_RECORDS PROVIDED_
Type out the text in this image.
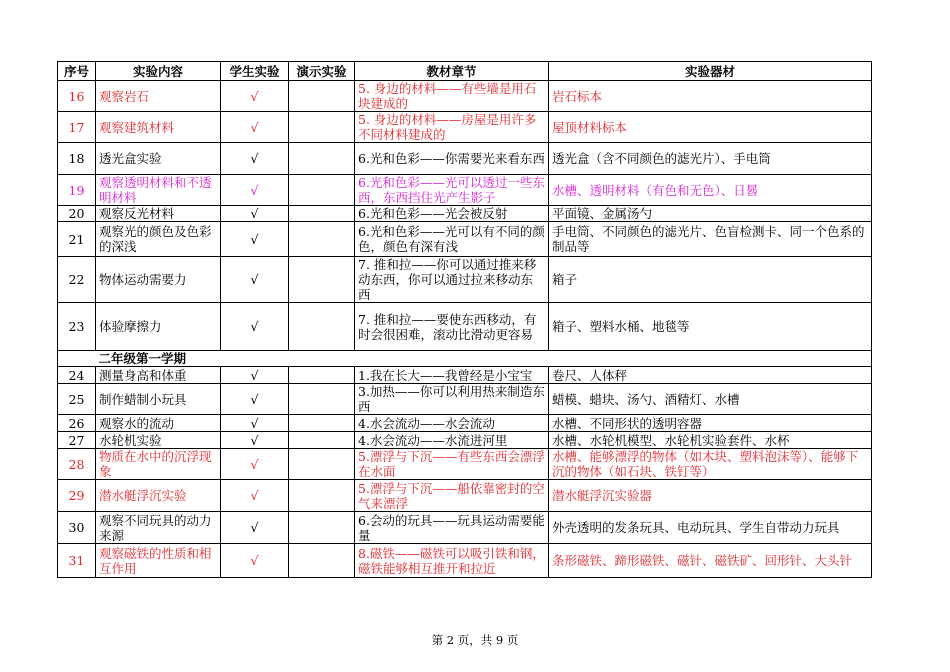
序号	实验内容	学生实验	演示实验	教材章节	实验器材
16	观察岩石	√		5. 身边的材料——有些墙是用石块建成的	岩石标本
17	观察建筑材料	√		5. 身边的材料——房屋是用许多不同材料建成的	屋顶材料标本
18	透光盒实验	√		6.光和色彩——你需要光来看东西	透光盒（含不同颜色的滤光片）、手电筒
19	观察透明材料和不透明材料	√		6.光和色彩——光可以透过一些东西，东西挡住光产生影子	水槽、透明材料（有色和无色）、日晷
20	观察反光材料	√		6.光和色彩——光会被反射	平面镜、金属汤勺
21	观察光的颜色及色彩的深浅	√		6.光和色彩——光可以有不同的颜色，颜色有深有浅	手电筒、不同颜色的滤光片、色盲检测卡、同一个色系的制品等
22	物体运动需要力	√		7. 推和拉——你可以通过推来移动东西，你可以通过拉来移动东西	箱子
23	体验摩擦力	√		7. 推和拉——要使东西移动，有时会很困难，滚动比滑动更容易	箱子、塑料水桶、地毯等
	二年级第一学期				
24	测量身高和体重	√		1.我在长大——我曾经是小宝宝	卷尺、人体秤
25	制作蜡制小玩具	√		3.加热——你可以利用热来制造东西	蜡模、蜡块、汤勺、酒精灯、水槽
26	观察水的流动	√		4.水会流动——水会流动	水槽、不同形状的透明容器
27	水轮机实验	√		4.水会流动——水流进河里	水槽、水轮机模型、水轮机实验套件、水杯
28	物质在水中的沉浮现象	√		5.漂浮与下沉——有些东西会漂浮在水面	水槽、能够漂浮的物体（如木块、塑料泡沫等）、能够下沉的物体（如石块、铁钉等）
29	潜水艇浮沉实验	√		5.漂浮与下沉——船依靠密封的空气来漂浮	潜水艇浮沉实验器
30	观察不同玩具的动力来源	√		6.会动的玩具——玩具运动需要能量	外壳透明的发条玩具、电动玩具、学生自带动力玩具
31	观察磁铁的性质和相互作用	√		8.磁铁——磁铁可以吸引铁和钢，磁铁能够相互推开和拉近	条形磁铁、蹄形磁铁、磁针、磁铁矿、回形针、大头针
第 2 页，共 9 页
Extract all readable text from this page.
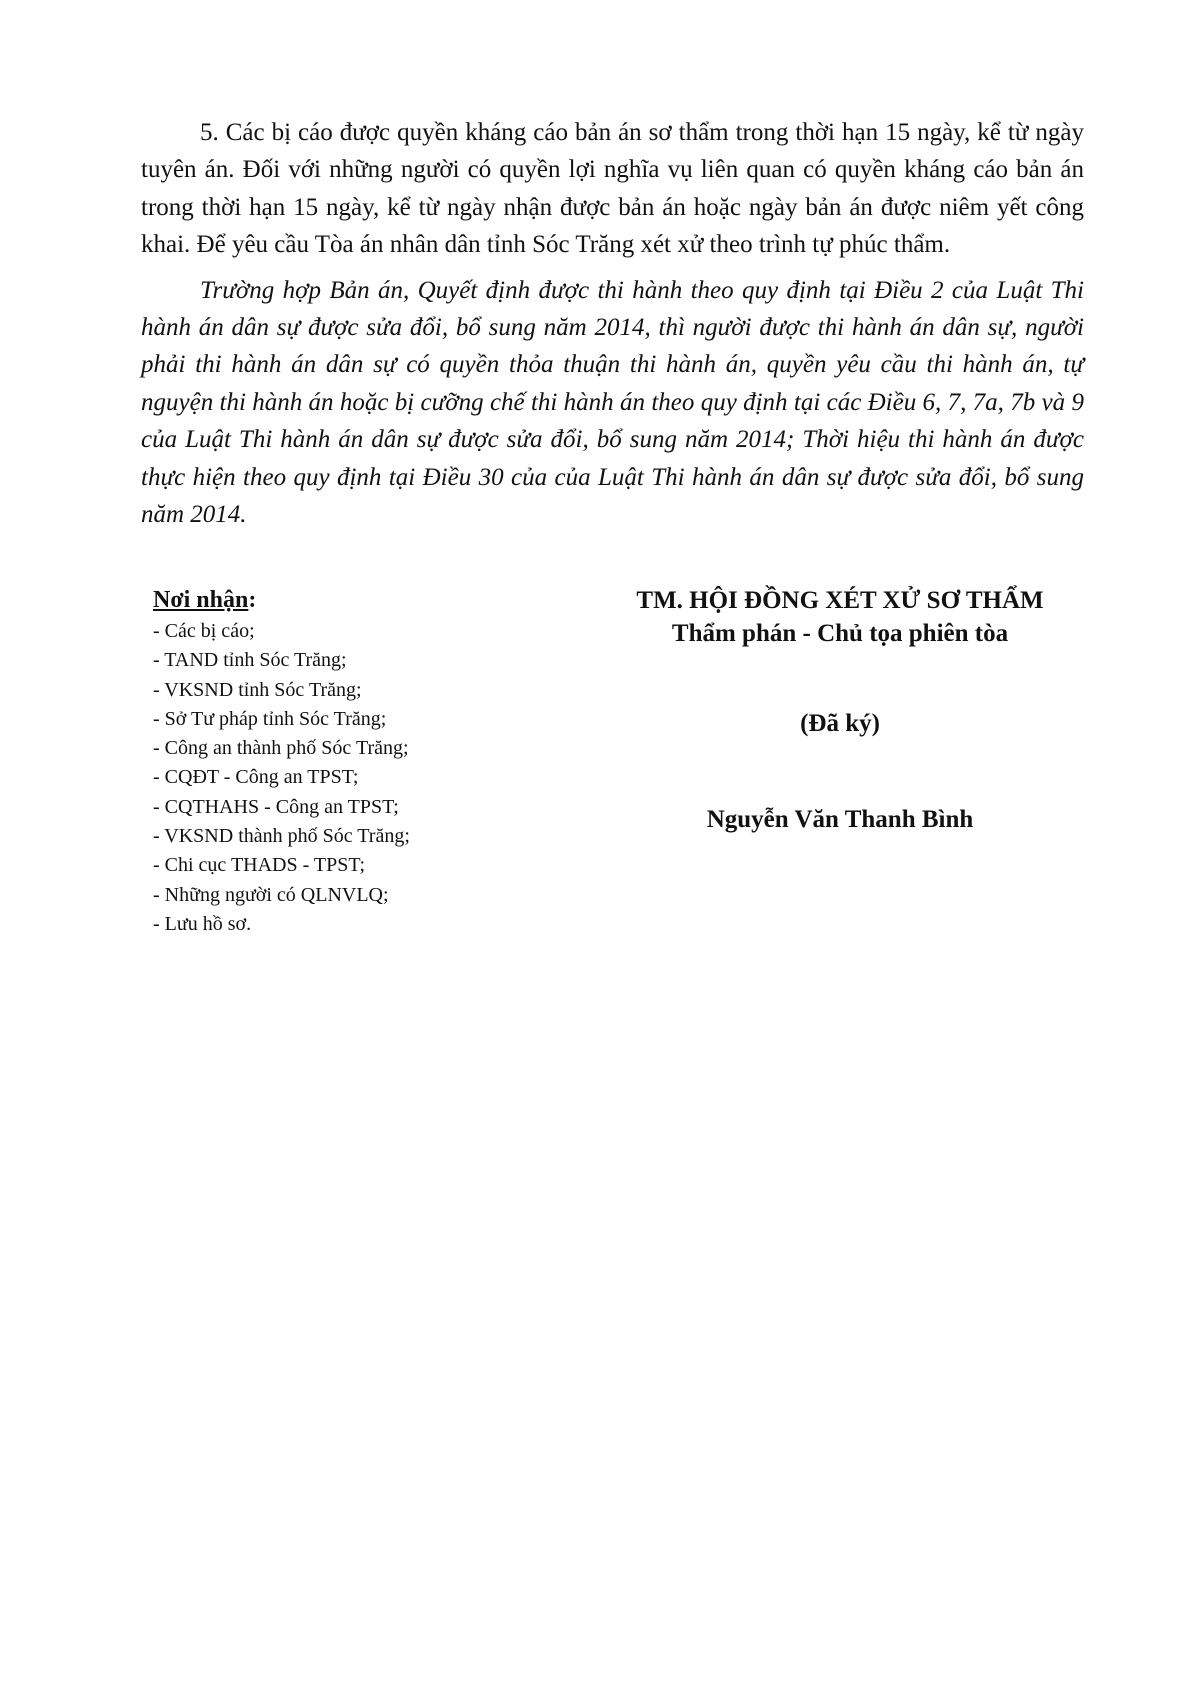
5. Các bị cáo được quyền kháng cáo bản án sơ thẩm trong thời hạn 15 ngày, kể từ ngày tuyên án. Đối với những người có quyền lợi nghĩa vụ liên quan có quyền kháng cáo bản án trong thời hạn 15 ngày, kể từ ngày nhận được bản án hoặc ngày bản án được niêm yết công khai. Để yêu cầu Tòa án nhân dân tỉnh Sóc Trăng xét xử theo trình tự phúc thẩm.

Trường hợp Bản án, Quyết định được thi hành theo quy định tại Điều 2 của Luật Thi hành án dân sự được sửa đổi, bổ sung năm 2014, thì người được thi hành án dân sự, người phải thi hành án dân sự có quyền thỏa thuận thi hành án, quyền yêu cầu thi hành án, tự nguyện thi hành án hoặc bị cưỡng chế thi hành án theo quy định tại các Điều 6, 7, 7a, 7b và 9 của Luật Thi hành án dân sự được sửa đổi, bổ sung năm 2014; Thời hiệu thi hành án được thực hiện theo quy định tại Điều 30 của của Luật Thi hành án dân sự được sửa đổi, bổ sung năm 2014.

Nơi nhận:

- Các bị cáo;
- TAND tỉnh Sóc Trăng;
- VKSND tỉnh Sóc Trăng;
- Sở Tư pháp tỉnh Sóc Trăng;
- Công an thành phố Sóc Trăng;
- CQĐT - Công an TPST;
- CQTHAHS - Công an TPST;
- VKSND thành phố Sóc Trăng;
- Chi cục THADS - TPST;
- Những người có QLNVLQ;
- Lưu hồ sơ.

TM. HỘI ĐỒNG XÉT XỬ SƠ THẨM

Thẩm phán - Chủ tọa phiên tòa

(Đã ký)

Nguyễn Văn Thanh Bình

--

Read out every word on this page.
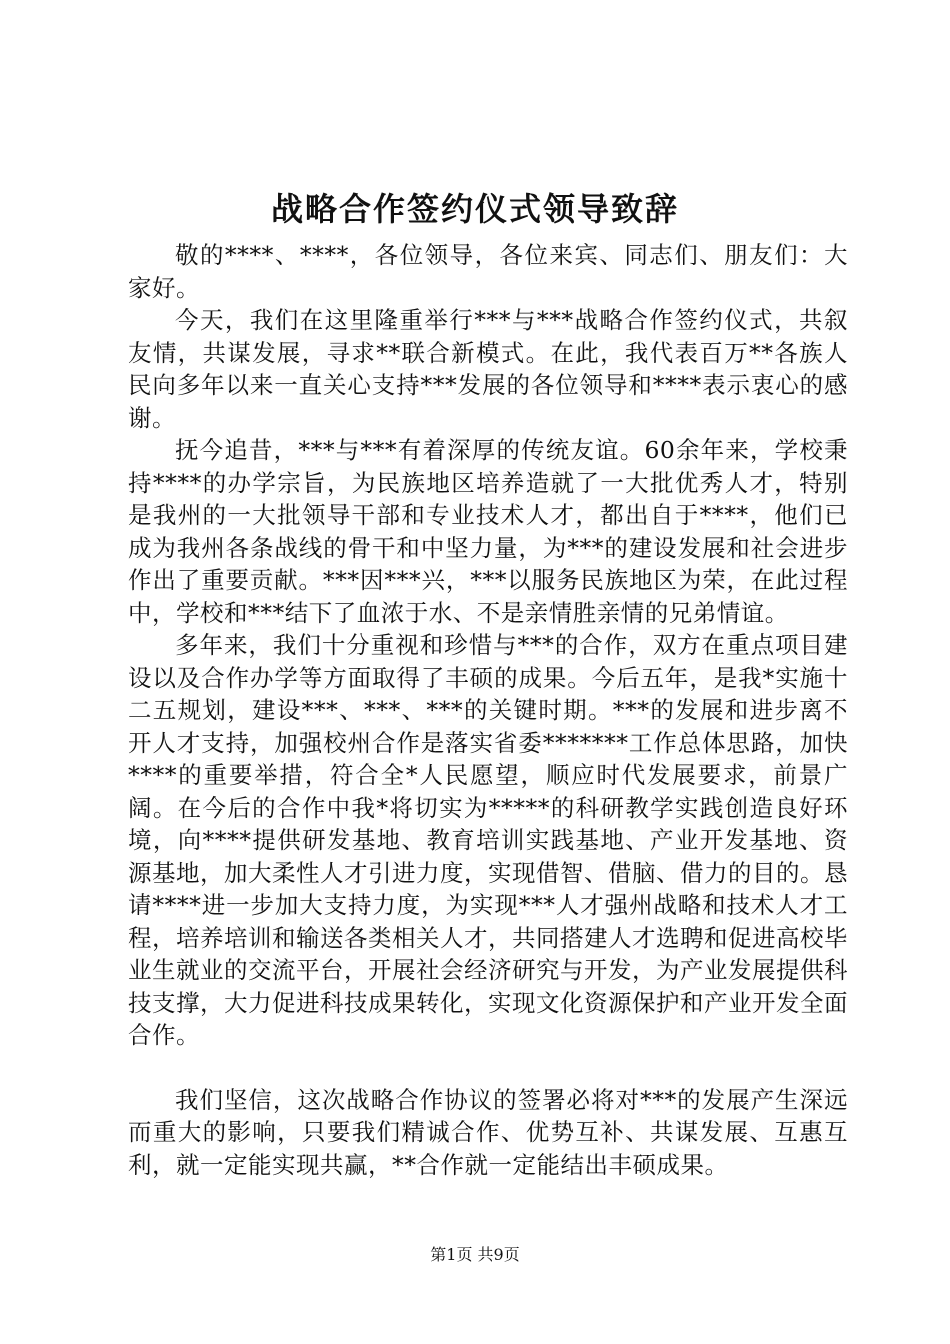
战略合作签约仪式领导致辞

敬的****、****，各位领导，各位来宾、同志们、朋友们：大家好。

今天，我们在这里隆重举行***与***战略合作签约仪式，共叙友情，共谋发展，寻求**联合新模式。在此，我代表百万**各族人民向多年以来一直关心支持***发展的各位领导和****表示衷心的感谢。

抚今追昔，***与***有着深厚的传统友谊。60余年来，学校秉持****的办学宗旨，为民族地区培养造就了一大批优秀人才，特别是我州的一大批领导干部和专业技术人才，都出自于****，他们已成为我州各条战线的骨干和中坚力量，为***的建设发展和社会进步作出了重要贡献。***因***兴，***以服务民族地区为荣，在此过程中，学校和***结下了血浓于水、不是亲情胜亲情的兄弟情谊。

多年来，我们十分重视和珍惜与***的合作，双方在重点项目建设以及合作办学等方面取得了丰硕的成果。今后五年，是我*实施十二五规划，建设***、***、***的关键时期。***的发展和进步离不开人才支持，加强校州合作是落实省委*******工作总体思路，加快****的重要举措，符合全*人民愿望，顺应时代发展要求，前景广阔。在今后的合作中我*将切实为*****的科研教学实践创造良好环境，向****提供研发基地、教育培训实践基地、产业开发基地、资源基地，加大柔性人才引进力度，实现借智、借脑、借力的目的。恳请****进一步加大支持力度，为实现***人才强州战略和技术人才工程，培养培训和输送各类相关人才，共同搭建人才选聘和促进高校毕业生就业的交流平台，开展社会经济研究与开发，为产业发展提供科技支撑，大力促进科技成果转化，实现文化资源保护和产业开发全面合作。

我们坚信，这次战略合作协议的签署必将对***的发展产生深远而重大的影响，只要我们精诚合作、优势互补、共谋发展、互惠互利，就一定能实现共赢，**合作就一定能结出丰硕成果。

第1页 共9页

_GIVEN INSTRUCTION_
For each line in the data above that contains the string "光和色彩", extract the line.

_EXPECTED ANSWER_
18	透光盒实验	√		6.光和色彩——你需要光来看东西	透光盒（含不同颜色的滤光片）、手电筒
19	观察透明材料和不透明材料	√		6.光和色彩——光可以透过一些东西，东西挡住光产生影子	水槽、透明材料（有色和无色）、日晷
20	观察反光材料	√		6.光和色彩——光会被反射	平面镜、金属汤勺
21	观察光的颜色及色彩的深浅	√		6.光和色彩——光可以有不同的颜色，颜色有深有浅	手电筒、不同颜色的滤光片、色盲检测卡、同一个色系的制品等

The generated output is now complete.